Challenge: Reproduce each line that includes the word "length".

>>>>

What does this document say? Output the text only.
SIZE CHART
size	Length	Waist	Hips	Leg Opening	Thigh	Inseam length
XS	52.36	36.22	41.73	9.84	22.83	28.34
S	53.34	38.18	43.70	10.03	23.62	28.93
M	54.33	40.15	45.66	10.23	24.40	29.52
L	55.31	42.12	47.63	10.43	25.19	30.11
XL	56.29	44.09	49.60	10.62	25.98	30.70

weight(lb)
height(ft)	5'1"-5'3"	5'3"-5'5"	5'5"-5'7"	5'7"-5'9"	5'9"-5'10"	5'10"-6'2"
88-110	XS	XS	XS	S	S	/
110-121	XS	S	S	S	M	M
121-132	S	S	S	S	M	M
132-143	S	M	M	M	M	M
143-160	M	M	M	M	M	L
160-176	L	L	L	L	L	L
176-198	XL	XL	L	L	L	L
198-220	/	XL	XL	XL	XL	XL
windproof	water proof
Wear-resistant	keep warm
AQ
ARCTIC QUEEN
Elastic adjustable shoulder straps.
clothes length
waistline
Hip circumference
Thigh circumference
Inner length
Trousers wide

<<<<
>>>>

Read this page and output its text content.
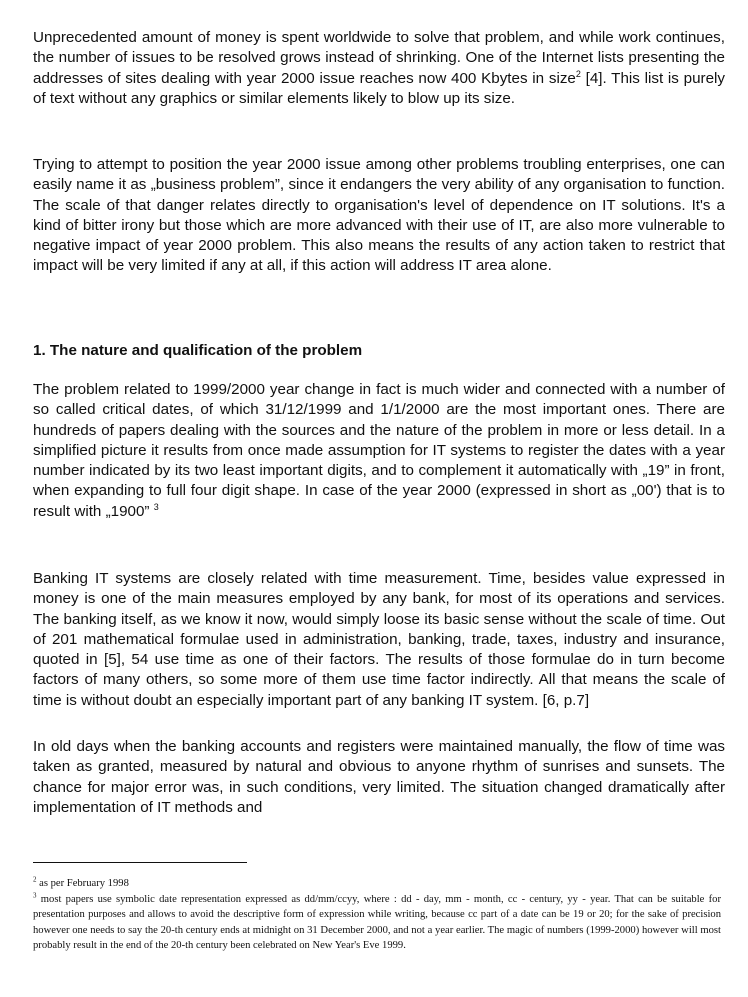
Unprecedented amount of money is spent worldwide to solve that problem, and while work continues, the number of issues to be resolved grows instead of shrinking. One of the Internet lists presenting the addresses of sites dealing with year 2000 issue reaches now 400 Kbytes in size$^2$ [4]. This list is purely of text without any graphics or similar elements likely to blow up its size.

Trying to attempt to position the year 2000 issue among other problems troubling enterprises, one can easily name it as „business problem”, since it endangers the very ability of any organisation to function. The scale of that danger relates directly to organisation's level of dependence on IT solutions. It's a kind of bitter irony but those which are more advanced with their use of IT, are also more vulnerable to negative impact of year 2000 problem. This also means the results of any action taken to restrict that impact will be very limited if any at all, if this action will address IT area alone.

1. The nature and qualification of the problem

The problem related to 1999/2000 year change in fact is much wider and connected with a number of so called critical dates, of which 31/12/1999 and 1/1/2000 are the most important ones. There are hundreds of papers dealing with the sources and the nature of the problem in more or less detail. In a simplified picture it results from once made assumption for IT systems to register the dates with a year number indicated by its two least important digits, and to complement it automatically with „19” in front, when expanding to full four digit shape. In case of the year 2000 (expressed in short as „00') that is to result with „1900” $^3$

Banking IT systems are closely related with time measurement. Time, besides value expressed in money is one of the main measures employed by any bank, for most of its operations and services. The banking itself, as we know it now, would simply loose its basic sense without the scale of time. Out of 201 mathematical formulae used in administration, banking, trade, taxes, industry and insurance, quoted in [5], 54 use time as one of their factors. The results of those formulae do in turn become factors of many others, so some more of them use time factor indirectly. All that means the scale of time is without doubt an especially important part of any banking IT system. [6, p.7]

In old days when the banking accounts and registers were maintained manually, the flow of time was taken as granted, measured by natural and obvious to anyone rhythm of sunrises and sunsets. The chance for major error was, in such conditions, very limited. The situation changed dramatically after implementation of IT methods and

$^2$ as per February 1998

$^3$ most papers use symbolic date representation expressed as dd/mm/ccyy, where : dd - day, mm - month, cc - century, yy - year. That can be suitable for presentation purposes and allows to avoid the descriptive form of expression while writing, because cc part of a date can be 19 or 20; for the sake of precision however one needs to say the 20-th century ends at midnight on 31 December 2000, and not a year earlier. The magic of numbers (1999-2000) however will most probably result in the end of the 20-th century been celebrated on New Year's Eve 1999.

<<<<

Answer to this task:
size	Length	Waist	Hips	Leg Opening	Thigh	Inseam length
clothes length
Inner length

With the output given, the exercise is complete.